* Material provided *
───

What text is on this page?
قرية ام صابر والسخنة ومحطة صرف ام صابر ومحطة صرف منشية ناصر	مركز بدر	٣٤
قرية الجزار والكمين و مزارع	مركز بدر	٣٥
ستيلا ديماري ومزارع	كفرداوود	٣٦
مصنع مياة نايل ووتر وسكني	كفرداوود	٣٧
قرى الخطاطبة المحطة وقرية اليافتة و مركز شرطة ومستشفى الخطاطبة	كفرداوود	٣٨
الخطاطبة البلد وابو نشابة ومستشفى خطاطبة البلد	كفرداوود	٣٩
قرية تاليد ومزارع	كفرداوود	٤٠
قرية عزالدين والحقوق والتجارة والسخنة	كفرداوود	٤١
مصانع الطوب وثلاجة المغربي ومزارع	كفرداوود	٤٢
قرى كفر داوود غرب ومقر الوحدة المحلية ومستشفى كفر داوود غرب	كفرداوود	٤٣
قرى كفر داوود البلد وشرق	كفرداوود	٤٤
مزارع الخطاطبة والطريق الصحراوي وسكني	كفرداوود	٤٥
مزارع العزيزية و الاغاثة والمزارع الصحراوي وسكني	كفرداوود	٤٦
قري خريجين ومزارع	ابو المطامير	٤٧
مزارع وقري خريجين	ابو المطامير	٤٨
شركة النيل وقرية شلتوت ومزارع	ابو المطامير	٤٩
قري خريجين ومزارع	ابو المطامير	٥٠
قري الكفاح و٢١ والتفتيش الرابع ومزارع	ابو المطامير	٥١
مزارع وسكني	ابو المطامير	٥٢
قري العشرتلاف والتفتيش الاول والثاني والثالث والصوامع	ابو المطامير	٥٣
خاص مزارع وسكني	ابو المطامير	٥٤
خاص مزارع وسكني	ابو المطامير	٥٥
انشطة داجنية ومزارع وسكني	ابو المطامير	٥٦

───

Reproduce the material in full, with no word added or dropped.

What text is on this page?
قرية ام صابر والسخنة ومحطة صرف ام صابر ومحطة صرف منشية ناصر	مركز بدر	٣٤
قرية الجزار والكمين و مزارع	مركز بدر	٣٥
ستيلا ديماري ومزارع	كفرداوود	٣٦
مصنع مياة نايل ووتر وسكني	كفرداوود	٣٧
قرى الخطاطبة المحطة وقرية اليافتة و مركز شرطة ومستشفى الخطاطبة	كفرداوود	٣٨
الخطاطبة البلد وابو نشابة ومستشفى خطاطبة البلد	كفرداوود	٣٩
قرية تاليد ومزارع	كفرداوود	٤٠
قرية عزالدين والحقوق والتجارة والسخنة	كفرداوود	٤١
مصانع الطوب وثلاجة المغربي ومزارع	كفرداوود	٤٢
قرى كفر داوود غرب ومقر الوحدة المحلية ومستشفى كفر داوود غرب	كفرداوود	٤٣
قرى كفر داوود البلد وشرق	كفرداوود	٤٤
مزارع الخطاطبة والطريق الصحراوي وسكني	كفرداوود	٤٥
مزارع العزيزية و الاغاثة والمزارع الصحراوي وسكني	كفرداوود	٤٦
قري خريجين ومزارع	ابو المطامير	٤٧
مزارع وقري خريجين	ابو المطامير	٤٨
شركة النيل وقرية شلتوت ومزارع	ابو المطامير	٤٩
قري خريجين ومزارع	ابو المطامير	٥٠
قري الكفاح و٢١ والتفتيش الرابع ومزارع	ابو المطامير	٥١
مزارع وسكني	ابو المطامير	٥٢
قري العشرتلاف والتفتيش الاول والثاني والثالث والصوامع	ابو المطامير	٥٣
خاص مزارع وسكني	ابو المطامير	٥٤
خاص مزارع وسكني	ابو المطامير	٥٥
انشطة داجنية ومزارع وسكني	ابو المطامير	٥٦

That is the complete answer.